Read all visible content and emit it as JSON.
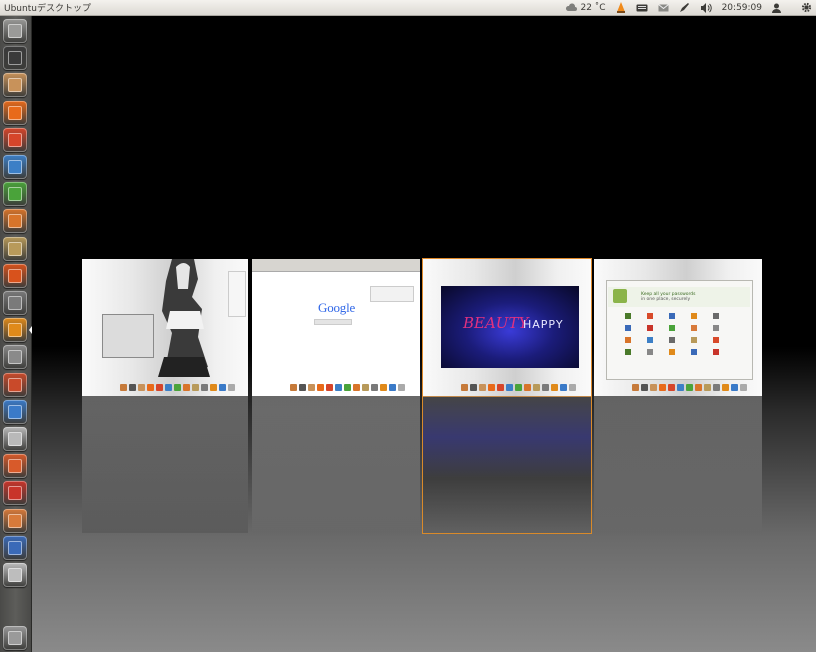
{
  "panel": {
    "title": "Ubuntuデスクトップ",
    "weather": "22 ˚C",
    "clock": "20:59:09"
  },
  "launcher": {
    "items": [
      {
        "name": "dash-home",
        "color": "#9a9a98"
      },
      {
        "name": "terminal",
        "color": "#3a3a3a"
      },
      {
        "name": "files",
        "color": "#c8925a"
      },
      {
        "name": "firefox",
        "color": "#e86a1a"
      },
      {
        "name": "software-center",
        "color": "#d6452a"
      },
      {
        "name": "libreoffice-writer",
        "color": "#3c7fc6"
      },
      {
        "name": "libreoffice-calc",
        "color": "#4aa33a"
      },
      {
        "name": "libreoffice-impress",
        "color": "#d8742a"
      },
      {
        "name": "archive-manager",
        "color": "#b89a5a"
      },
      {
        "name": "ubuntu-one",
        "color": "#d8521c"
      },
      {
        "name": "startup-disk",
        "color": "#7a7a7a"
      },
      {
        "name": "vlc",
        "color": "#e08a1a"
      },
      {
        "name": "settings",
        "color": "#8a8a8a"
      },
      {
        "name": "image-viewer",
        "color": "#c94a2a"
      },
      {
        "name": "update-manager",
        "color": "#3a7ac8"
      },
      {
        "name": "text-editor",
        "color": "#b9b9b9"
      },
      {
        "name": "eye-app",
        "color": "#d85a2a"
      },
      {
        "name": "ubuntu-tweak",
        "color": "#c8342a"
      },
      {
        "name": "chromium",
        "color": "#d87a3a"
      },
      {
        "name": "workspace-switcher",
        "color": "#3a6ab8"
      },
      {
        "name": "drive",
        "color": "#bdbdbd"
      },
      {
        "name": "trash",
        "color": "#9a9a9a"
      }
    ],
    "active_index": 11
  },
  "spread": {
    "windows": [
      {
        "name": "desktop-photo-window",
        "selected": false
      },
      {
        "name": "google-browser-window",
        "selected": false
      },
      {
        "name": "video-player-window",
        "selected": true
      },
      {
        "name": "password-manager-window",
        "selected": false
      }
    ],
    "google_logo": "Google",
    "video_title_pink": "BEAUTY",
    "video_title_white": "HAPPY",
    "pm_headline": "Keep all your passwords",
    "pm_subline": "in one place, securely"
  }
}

▸ WHAT YOU SHOULD DO: Produce an exact copy of each line of data, skipping embedded images.

▸ ANSWER TO THIS TASK:
Read all visible content and emit it as JSON.
{
  "panel": {
    "title": "Ubuntuデスクトップ",
    "weather": "22 ˚C",
    "clock": "20:59:09"
  },
  "launcher": {
    "items": [
      {
        "name": "dash-home",
        "color": "#9a9a98"
      },
      {
        "name": "terminal",
        "color": "#3a3a3a"
      },
      {
        "name": "files",
        "color": "#c8925a"
      },
      {
        "name": "firefox",
        "color": "#e86a1a"
      },
      {
        "name": "software-center",
        "color": "#d6452a"
      },
      {
        "name": "libreoffice-writer",
        "color": "#3c7fc6"
      },
      {
        "name": "libreoffice-calc",
        "color": "#4aa33a"
      },
      {
        "name": "libreoffice-impress",
        "color": "#d8742a"
      },
      {
        "name": "archive-manager",
        "color": "#b89a5a"
      },
      {
        "name": "ubuntu-one",
        "color": "#d8521c"
      },
      {
        "name": "startup-disk",
        "color": "#7a7a7a"
      },
      {
        "name": "vlc",
        "color": "#e08a1a"
      },
      {
        "name": "settings",
        "color": "#8a8a8a"
      },
      {
        "name": "image-viewer",
        "color": "#c94a2a"
      },
      {
        "name": "update-manager",
        "color": "#3a7ac8"
      },
      {
        "name": "text-editor",
        "color": "#b9b9b9"
      },
      {
        "name": "eye-app",
        "color": "#d85a2a"
      },
      {
        "name": "ubuntu-tweak",
        "color": "#c8342a"
      },
      {
        "name": "chromium",
        "color": "#d87a3a"
      },
      {
        "name": "workspace-switcher",
        "color": "#3a6ab8"
      },
      {
        "name": "drive",
        "color": "#bdbdbd"
      },
      {
        "name": "trash",
        "color": "#9a9a9a"
      }
    ],
    "active_index": 11
  },
  "spread": {
    "windows": [
      {
        "name": "desktop-photo-window",
        "selected": false
      },
      {
        "name": "google-browser-window",
        "selected": false
      },
      {
        "name": "video-player-window",
        "selected": true
      },
      {
        "name": "password-manager-window",
        "selected": false
      }
    ],
    "google_logo": "Google",
    "video_title_pink": "BEAUTY",
    "video_title_white": "HAPPY",
    "pm_headline": "Keep all your passwords",
    "pm_subline": "in one place, securely"
  }
}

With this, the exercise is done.